Dataset rows about figures:
* Start *
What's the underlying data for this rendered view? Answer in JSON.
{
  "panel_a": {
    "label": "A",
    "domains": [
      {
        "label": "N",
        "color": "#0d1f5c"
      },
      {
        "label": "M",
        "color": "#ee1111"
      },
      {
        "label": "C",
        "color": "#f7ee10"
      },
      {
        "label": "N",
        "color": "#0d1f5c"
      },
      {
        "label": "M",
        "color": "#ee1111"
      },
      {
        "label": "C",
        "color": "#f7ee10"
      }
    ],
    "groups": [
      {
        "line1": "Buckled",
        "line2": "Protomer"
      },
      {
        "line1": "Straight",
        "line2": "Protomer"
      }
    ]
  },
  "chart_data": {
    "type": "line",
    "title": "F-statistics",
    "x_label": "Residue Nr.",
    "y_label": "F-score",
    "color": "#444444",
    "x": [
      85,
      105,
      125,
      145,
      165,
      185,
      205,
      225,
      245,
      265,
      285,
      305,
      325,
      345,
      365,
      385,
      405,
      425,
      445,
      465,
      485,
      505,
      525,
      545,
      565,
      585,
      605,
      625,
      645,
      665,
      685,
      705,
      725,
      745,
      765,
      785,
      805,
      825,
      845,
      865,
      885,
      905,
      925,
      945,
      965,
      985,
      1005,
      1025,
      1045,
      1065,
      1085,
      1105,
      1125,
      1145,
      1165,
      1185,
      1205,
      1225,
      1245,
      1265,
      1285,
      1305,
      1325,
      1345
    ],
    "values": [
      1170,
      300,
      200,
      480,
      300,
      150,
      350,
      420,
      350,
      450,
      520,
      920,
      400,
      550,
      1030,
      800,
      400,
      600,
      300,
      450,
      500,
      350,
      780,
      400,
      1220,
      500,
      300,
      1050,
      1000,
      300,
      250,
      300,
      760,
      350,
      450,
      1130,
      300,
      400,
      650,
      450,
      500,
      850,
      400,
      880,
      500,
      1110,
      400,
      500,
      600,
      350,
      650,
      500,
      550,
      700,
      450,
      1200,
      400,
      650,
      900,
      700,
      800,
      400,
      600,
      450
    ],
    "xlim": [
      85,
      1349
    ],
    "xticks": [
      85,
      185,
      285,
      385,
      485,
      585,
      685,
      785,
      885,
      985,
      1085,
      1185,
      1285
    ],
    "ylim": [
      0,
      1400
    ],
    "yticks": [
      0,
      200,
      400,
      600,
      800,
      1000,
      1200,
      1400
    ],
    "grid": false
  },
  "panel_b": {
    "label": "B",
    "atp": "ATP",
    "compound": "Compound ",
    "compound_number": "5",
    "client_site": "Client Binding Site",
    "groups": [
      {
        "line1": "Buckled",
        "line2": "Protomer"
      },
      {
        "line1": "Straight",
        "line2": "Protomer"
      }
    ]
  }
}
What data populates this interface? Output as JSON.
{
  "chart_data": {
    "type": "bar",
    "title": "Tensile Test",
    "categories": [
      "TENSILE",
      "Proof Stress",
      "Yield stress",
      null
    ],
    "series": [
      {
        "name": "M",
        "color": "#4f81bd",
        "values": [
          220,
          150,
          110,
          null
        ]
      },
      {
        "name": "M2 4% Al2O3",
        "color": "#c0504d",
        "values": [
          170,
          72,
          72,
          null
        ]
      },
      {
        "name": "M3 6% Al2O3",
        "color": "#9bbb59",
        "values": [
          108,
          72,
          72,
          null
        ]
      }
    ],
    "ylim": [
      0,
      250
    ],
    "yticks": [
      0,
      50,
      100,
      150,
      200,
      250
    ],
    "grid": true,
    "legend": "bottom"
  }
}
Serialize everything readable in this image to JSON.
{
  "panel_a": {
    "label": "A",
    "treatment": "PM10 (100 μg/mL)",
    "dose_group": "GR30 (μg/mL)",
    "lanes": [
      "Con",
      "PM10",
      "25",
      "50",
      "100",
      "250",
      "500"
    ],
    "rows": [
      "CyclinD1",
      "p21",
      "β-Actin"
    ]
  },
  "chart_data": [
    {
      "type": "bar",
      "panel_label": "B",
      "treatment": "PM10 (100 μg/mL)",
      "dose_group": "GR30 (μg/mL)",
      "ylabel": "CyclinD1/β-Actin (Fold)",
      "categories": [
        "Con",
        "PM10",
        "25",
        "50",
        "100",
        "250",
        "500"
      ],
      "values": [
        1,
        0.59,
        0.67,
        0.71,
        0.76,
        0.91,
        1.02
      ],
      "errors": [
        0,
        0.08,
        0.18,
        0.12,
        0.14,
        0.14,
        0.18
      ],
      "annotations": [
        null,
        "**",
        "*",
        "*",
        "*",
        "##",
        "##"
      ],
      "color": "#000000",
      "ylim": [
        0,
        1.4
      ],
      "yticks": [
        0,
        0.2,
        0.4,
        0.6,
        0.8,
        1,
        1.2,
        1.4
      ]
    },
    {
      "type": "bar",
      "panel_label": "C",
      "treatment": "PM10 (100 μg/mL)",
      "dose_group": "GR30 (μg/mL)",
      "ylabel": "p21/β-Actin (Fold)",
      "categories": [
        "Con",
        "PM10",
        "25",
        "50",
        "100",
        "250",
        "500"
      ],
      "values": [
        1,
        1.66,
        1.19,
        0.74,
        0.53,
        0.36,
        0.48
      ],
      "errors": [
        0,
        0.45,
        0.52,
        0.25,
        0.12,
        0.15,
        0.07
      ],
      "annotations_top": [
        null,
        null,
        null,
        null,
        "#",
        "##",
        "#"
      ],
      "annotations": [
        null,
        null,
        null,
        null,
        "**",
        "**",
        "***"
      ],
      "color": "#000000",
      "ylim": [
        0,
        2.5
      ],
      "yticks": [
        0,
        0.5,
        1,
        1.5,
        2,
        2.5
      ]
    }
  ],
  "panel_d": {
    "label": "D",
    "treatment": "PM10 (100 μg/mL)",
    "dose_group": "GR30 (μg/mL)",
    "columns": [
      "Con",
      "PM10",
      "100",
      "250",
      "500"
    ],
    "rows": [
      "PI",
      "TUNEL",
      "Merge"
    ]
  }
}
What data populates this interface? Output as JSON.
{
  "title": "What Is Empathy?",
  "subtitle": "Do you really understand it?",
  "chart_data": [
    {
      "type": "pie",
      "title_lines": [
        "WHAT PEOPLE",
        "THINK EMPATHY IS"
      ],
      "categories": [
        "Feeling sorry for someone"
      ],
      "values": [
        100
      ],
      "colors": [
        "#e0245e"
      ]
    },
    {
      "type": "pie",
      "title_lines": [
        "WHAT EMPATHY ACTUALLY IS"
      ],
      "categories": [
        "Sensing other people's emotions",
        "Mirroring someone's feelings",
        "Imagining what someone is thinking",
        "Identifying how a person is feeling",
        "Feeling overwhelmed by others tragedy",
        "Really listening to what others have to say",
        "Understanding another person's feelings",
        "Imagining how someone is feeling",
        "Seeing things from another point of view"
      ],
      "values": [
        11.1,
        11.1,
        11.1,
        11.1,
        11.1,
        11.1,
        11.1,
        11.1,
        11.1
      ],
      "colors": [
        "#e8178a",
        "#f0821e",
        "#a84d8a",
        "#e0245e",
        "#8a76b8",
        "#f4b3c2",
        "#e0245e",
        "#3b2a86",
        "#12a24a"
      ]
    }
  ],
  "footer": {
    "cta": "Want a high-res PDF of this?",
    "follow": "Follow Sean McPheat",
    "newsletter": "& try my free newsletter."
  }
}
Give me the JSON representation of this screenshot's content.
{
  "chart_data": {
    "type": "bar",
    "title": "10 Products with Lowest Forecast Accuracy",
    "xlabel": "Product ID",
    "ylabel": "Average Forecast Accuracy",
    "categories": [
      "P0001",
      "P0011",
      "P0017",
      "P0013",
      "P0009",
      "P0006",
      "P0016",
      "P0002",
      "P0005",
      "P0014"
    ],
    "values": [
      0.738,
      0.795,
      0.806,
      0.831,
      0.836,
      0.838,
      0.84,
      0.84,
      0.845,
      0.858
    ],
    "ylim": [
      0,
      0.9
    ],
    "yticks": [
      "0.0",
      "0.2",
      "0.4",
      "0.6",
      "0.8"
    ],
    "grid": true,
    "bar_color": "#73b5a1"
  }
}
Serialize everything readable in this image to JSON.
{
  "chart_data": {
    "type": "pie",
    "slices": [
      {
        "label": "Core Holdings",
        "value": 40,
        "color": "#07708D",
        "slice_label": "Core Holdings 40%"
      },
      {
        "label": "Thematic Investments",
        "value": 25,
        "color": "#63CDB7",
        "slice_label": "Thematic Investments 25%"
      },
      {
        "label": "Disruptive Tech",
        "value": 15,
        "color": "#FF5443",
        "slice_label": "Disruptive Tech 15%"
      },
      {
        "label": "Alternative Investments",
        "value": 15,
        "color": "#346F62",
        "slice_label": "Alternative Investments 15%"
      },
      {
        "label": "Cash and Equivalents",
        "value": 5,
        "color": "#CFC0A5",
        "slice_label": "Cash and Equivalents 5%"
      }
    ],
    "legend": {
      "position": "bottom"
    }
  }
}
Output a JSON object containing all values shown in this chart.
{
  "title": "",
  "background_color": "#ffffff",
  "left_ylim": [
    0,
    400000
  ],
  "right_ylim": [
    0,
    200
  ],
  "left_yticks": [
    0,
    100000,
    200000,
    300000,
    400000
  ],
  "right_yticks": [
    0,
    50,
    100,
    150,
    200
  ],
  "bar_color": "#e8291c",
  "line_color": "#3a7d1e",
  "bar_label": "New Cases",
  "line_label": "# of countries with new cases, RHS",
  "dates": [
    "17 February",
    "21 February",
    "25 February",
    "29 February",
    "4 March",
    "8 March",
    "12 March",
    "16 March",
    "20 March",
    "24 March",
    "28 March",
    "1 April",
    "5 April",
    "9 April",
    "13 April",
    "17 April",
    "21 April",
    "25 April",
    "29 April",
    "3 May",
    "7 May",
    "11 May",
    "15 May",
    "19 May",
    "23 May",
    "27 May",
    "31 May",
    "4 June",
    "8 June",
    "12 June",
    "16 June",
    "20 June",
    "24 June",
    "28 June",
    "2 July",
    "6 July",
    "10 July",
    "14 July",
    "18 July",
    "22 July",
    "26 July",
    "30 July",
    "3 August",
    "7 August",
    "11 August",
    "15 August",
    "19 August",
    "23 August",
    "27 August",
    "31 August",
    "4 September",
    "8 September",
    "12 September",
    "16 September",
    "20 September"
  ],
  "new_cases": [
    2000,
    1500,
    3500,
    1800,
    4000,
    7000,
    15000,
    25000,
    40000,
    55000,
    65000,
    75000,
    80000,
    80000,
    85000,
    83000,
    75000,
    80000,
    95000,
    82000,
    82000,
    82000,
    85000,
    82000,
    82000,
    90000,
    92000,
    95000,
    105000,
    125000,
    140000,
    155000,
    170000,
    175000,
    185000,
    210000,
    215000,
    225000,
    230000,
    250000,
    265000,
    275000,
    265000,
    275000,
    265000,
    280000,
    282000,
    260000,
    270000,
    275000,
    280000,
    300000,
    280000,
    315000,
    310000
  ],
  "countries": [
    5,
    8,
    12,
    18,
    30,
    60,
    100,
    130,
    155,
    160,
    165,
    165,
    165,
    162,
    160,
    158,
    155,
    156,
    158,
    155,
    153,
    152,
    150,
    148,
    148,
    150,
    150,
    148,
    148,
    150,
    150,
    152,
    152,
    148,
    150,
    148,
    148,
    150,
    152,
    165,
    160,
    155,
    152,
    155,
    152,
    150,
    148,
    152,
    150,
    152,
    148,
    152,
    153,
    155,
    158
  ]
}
* End *
- [REQUIRED TASK]: The string "Alternative" may appear in lines of the listing above; tally those lines and give the number only.

- [ANSWER TO THE EXERCISE]: 2